* _What the task asks_:
Across the entries below, count the lines in which the word "JSON" occurs. Reply with the count alone.
=== Data excerpts ===
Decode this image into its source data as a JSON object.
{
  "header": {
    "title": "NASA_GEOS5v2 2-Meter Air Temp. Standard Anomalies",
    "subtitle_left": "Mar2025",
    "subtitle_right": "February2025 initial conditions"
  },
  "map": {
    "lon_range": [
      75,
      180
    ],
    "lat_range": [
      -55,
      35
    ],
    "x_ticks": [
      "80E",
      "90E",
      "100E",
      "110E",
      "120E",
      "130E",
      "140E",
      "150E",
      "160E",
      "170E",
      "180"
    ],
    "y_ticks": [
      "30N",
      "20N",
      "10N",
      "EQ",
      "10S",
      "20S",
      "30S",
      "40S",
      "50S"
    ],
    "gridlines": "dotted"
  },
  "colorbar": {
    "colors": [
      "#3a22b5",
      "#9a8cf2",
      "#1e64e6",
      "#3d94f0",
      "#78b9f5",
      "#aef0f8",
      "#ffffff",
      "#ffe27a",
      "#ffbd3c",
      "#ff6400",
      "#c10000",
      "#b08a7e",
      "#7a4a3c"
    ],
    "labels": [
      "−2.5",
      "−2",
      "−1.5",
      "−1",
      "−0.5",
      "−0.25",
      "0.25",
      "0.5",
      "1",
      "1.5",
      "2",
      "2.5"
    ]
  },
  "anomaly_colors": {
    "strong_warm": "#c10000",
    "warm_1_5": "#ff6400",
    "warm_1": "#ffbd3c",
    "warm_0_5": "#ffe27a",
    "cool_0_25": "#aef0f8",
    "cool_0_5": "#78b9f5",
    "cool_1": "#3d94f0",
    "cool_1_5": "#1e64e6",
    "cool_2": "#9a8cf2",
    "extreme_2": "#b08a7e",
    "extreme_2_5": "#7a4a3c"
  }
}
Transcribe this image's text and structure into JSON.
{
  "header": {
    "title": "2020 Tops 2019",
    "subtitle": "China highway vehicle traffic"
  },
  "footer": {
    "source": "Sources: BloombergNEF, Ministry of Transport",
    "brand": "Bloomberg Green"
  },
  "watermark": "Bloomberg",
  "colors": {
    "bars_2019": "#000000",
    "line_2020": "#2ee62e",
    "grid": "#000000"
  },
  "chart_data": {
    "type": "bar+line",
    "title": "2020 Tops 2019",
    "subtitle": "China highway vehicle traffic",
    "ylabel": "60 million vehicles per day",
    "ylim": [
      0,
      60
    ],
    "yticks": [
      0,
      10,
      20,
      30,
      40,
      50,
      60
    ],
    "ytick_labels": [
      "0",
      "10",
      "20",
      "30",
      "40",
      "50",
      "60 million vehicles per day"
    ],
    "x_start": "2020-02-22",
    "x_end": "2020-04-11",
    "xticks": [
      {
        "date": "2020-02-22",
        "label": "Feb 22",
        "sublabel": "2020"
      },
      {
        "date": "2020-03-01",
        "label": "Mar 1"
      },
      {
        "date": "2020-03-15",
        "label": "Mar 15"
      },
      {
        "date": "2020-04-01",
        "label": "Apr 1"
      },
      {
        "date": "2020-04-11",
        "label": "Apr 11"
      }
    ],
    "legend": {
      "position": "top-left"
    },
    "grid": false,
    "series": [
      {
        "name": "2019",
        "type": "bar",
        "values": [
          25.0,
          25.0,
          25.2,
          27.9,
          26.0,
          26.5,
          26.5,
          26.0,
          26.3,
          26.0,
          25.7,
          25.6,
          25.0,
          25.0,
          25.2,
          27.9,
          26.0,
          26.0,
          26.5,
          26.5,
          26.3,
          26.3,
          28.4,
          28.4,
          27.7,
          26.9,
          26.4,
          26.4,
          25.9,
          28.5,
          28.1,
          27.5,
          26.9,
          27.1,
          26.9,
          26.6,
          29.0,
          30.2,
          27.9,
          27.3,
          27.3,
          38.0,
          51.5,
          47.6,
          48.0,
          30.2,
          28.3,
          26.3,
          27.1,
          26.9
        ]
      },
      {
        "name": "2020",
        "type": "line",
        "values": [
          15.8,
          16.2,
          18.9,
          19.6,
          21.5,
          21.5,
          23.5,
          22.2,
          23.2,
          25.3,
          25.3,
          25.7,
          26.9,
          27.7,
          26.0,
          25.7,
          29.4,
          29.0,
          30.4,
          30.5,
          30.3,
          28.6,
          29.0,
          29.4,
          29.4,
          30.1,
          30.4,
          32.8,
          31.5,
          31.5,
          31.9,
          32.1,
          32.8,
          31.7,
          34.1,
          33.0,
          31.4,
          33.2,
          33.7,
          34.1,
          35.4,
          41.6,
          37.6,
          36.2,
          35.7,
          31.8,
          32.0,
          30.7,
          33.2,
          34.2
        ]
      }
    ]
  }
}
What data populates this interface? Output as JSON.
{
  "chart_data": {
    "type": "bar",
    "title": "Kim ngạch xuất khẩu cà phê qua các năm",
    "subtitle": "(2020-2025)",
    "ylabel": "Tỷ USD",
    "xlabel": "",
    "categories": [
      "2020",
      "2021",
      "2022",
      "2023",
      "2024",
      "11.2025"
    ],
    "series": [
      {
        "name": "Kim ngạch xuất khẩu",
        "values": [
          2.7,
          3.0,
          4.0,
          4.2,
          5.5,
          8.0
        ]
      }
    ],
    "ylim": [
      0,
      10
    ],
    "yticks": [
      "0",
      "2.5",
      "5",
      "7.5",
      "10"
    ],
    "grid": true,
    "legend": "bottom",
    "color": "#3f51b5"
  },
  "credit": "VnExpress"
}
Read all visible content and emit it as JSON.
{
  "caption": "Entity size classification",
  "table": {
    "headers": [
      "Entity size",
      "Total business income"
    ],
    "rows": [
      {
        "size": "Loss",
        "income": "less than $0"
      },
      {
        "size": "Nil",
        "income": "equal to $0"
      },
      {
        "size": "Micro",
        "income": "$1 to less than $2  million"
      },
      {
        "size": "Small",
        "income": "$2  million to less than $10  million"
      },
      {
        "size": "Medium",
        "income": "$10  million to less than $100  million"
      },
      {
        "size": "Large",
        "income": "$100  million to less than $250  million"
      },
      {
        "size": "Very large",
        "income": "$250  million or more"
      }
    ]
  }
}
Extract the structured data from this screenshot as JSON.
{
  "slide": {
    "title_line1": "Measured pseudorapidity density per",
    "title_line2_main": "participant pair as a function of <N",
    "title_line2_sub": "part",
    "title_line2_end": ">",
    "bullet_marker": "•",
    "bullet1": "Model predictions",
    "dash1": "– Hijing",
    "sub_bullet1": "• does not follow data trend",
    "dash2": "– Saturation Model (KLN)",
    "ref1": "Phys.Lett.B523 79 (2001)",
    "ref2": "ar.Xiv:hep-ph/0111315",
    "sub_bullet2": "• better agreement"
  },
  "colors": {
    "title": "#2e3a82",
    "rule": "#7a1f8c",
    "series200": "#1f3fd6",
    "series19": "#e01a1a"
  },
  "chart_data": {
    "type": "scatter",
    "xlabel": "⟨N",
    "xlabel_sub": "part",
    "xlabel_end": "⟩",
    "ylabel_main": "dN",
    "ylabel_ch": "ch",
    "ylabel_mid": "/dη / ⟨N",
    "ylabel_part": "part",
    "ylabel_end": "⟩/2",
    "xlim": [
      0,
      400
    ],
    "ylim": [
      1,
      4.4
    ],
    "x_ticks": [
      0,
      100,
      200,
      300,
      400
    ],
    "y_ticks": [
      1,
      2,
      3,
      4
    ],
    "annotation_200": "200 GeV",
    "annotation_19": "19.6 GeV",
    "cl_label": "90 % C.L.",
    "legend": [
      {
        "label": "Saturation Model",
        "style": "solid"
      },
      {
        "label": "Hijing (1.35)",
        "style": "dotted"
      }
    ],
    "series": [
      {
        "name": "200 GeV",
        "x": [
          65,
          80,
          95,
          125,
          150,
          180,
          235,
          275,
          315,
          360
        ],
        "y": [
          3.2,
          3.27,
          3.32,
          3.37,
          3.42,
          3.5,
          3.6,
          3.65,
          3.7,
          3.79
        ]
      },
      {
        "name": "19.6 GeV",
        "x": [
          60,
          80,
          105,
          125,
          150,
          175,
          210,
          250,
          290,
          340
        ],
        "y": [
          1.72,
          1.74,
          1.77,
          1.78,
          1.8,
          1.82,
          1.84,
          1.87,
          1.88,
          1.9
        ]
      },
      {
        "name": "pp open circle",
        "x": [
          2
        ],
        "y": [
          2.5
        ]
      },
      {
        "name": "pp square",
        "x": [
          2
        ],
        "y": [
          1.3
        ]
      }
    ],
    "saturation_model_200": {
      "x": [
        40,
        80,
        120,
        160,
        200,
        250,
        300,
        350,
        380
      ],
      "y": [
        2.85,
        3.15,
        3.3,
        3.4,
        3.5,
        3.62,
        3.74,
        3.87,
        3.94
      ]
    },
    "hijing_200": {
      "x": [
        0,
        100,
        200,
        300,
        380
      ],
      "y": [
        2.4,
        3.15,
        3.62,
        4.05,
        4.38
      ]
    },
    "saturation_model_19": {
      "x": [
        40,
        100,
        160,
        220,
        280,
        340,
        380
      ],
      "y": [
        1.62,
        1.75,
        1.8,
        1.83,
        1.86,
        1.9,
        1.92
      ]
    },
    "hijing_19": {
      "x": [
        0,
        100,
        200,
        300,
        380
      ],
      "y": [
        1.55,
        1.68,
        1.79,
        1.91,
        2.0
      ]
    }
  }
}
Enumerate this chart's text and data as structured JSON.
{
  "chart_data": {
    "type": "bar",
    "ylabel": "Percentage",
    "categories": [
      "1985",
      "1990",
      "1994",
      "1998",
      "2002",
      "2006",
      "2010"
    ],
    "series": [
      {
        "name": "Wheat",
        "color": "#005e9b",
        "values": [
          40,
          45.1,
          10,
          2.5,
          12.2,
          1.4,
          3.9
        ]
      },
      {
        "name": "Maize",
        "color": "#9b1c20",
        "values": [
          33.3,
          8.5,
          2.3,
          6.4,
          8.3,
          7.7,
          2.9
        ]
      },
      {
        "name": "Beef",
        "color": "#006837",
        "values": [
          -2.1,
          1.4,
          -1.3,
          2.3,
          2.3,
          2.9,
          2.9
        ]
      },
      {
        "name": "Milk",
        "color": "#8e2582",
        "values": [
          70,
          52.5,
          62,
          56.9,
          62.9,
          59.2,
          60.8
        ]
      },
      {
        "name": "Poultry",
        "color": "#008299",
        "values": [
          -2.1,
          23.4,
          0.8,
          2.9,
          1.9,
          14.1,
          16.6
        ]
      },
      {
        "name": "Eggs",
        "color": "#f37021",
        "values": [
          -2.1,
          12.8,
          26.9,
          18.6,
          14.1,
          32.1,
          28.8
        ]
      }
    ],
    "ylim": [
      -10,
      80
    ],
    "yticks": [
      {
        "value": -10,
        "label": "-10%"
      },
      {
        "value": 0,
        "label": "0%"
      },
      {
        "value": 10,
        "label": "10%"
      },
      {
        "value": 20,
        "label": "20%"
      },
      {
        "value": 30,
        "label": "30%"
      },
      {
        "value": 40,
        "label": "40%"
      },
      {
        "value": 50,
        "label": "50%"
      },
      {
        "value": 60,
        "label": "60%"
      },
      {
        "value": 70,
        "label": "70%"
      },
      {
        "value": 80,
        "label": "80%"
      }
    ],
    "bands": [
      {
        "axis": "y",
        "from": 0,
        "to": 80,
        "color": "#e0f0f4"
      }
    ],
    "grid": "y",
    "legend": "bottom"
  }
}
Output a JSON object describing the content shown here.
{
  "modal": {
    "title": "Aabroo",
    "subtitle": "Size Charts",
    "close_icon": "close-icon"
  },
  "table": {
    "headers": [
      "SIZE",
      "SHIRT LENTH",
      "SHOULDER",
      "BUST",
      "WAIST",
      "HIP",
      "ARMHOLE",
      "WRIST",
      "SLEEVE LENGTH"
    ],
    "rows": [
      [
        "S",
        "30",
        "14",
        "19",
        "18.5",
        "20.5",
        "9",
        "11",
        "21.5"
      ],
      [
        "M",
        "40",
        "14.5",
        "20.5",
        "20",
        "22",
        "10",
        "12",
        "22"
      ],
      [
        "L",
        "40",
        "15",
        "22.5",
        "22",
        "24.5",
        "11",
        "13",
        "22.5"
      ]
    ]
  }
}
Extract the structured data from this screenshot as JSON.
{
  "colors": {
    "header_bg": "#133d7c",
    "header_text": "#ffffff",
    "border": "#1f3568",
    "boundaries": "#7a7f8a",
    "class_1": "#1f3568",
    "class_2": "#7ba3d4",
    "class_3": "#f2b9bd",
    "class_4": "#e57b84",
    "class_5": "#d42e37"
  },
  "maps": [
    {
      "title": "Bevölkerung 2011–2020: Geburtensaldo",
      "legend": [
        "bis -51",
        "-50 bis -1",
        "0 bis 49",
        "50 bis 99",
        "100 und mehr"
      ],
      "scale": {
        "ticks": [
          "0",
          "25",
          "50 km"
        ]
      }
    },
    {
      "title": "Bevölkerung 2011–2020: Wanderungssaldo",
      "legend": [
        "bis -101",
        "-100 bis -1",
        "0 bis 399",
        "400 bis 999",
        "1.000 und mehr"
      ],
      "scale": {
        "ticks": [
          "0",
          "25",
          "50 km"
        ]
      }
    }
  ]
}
===
* _Expected output_:
8